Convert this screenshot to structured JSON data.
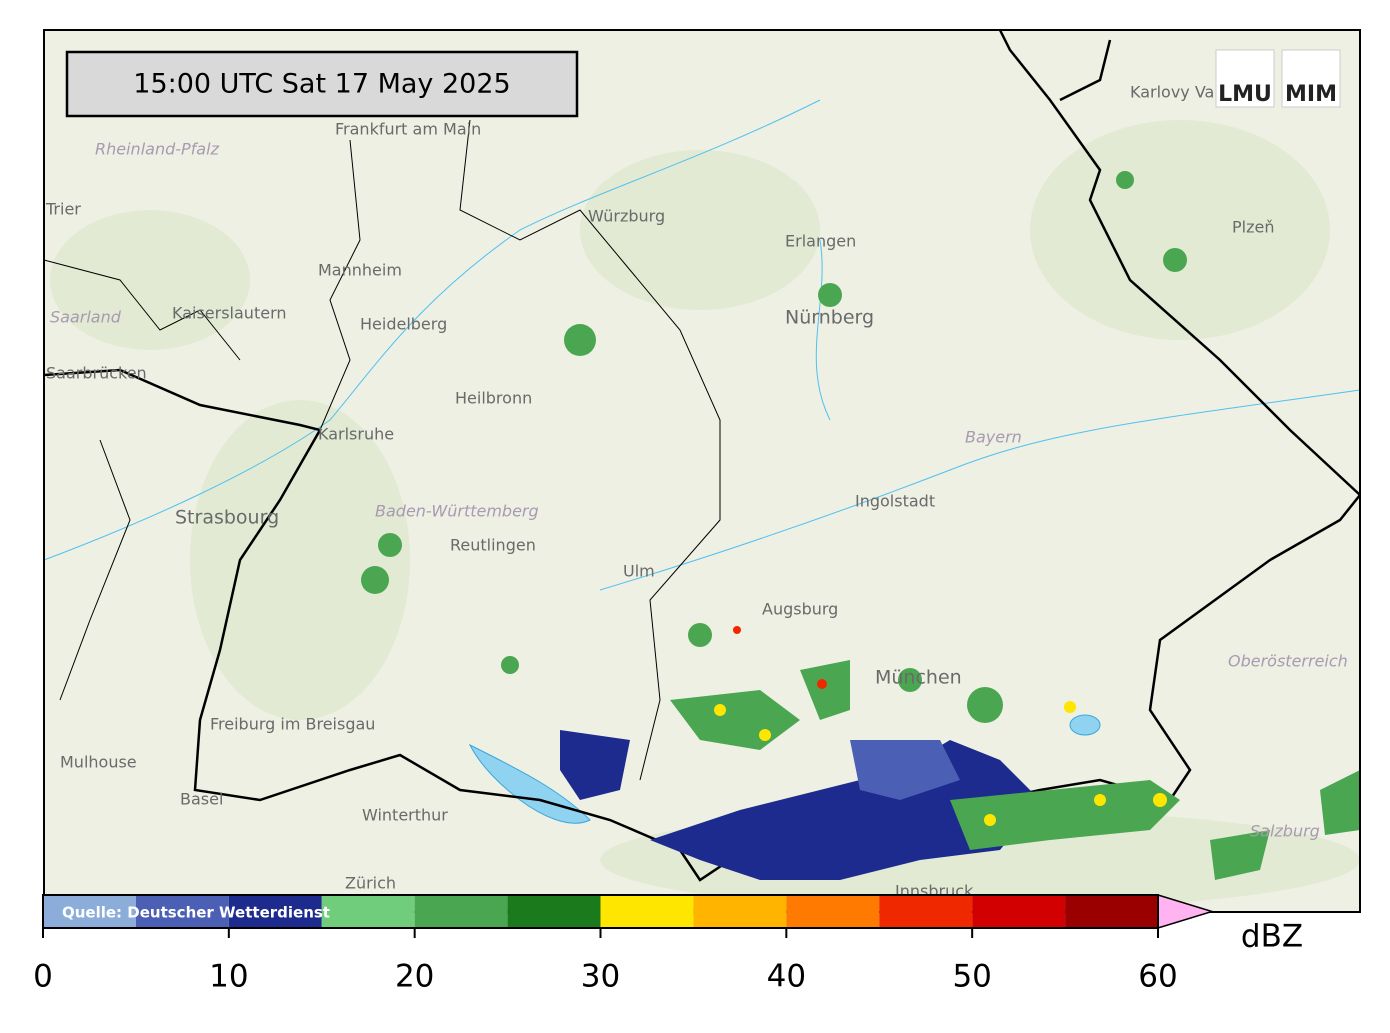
{
  "timestamp": "15:00 UTC  Sat 17 May 2025",
  "logos": [
    "LMU",
    "MIM"
  ],
  "source": "Quelle: Deutscher Wetterdienst",
  "places": [
    "Frankfurt am Main",
    "Rheinland-Pfalz",
    "Trier",
    "Würzburg",
    "Erlangen",
    "Nürnberg",
    "Mannheim",
    "Heidelberg",
    "Kaiserslautern",
    "Saarland",
    "Saarbrücken",
    "Heilbronn",
    "Karlsruhe",
    "Strasbourg",
    "Baden-Württemberg",
    "Reutlingen",
    "Ulm",
    "Augsburg",
    "Ingolstadt",
    "Bayern",
    "München",
    "Freiburg im Breisgau",
    "Mulhouse",
    "Basel",
    "Winterthur",
    "Zürich",
    "Innsbruck",
    "Salzburg",
    "Oberösterreich",
    "Plzeň",
    "Karlovy Vary"
  ],
  "colorbar": {
    "unit": "dBZ",
    "bounds": [
      0,
      5,
      10,
      15,
      20,
      25,
      30,
      35,
      40,
      45,
      50,
      55,
      60
    ],
    "colors": [
      "#8cadd9",
      "#4b5fb4",
      "#1d2a8e",
      "#70cd7c",
      "#4aa650",
      "#1b7a1b",
      "#ffe600",
      "#ffb400",
      "#ff7a00",
      "#f02800",
      "#d20000",
      "#9b0000"
    ],
    "over_color": "#ffb3f0",
    "ticks": [
      0,
      10,
      20,
      30,
      40,
      50,
      60
    ]
  }
}
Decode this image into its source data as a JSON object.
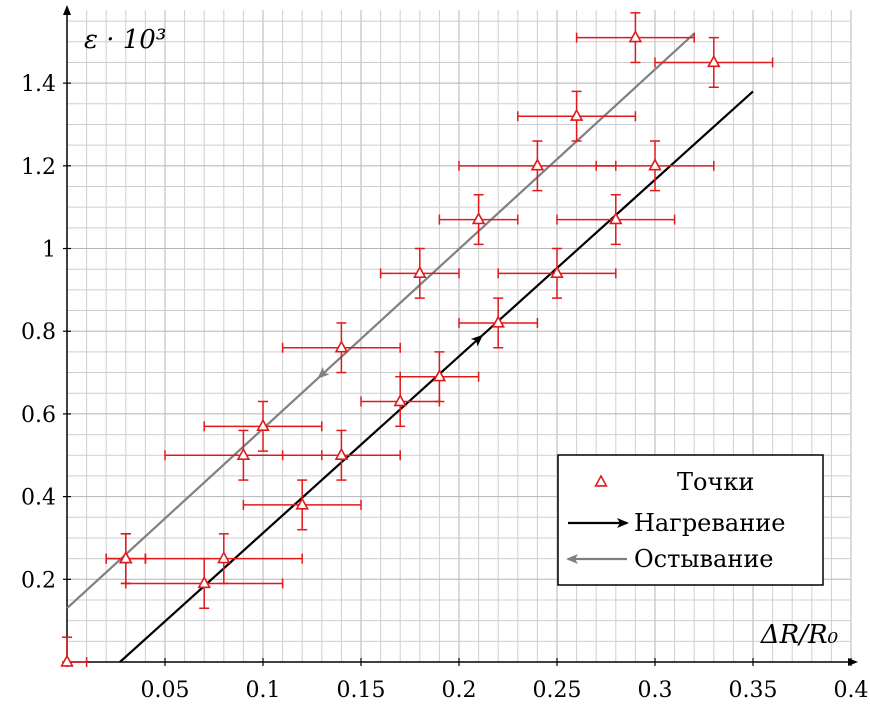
{
  "chart_data": {
    "type": "scatter",
    "xlabel": "ΔR/R₀",
    "ylabel": "ε · 10³",
    "xlim": [
      0,
      0.4
    ],
    "ylim": [
      0,
      1.55
    ],
    "x_ticks": [
      "0.05",
      "0.1",
      "0.15",
      "0.2",
      "0.25",
      "0.3",
      "0.35",
      "0.4"
    ],
    "y_ticks": [
      "0.2",
      "0.4",
      "0.6",
      "0.8",
      "1",
      "1.2",
      "1.4"
    ],
    "grid": true,
    "legend_position": "bottom-right",
    "series": [
      {
        "name": "Точки",
        "kind": "points",
        "marker": "triangle",
        "color": "#e0191b",
        "points": [
          {
            "x": 0.0,
            "y": 0.0,
            "xerr": 0.01,
            "yerr": 0.06
          },
          {
            "x": 0.03,
            "y": 0.25,
            "xerr": 0.01,
            "yerr": 0.06
          },
          {
            "x": 0.03,
            "y": 0.25,
            "xerr": 0.01,
            "yerr": 0.06
          },
          {
            "x": 0.07,
            "y": 0.19,
            "xerr": 0.04,
            "yerr": 0.06
          },
          {
            "x": 0.08,
            "y": 0.25,
            "xerr": 0.04,
            "yerr": 0.06
          },
          {
            "x": 0.09,
            "y": 0.5,
            "xerr": 0.04,
            "yerr": 0.06
          },
          {
            "x": 0.1,
            "y": 0.57,
            "xerr": 0.03,
            "yerr": 0.06
          },
          {
            "x": 0.12,
            "y": 0.38,
            "xerr": 0.03,
            "yerr": 0.06
          },
          {
            "x": 0.14,
            "y": 0.5,
            "xerr": 0.03,
            "yerr": 0.06
          },
          {
            "x": 0.14,
            "y": 0.76,
            "xerr": 0.03,
            "yerr": 0.06
          },
          {
            "x": 0.17,
            "y": 0.63,
            "xerr": 0.02,
            "yerr": 0.06
          },
          {
            "x": 0.18,
            "y": 0.94,
            "xerr": 0.02,
            "yerr": 0.06
          },
          {
            "x": 0.19,
            "y": 0.69,
            "xerr": 0.02,
            "yerr": 0.06
          },
          {
            "x": 0.21,
            "y": 1.07,
            "xerr": 0.02,
            "yerr": 0.06
          },
          {
            "x": 0.22,
            "y": 0.82,
            "xerr": 0.02,
            "yerr": 0.06
          },
          {
            "x": 0.24,
            "y": 1.2,
            "xerr": 0.04,
            "yerr": 0.06
          },
          {
            "x": 0.25,
            "y": 0.94,
            "xerr": 0.03,
            "yerr": 0.06
          },
          {
            "x": 0.26,
            "y": 1.32,
            "xerr": 0.03,
            "yerr": 0.06
          },
          {
            "x": 0.28,
            "y": 1.07,
            "xerr": 0.03,
            "yerr": 0.06
          },
          {
            "x": 0.29,
            "y": 1.51,
            "xerr": 0.03,
            "yerr": 0.06
          },
          {
            "x": 0.3,
            "y": 1.2,
            "xerr": 0.03,
            "yerr": 0.06
          },
          {
            "x": 0.33,
            "y": 1.45,
            "xerr": 0.03,
            "yerr": 0.06
          }
        ]
      },
      {
        "name": "Нагревание",
        "kind": "line",
        "color": "#000000",
        "x": [
          0.027,
          0.35
        ],
        "y": [
          0.0,
          1.38
        ],
        "arrow_at_x": 0.21
      },
      {
        "name": "Остывание",
        "kind": "line",
        "color": "#808080",
        "x": [
          0.0,
          0.32
        ],
        "y": [
          0.13,
          1.52
        ],
        "arrow_at_x": 0.13
      }
    ]
  }
}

=======

** Problem to solve **
Return each line of the listing that holds the string "JSON".

** Exercise output **
Convert this screenshot to structured JSON data.
Decode this image into its source data as a JSON object.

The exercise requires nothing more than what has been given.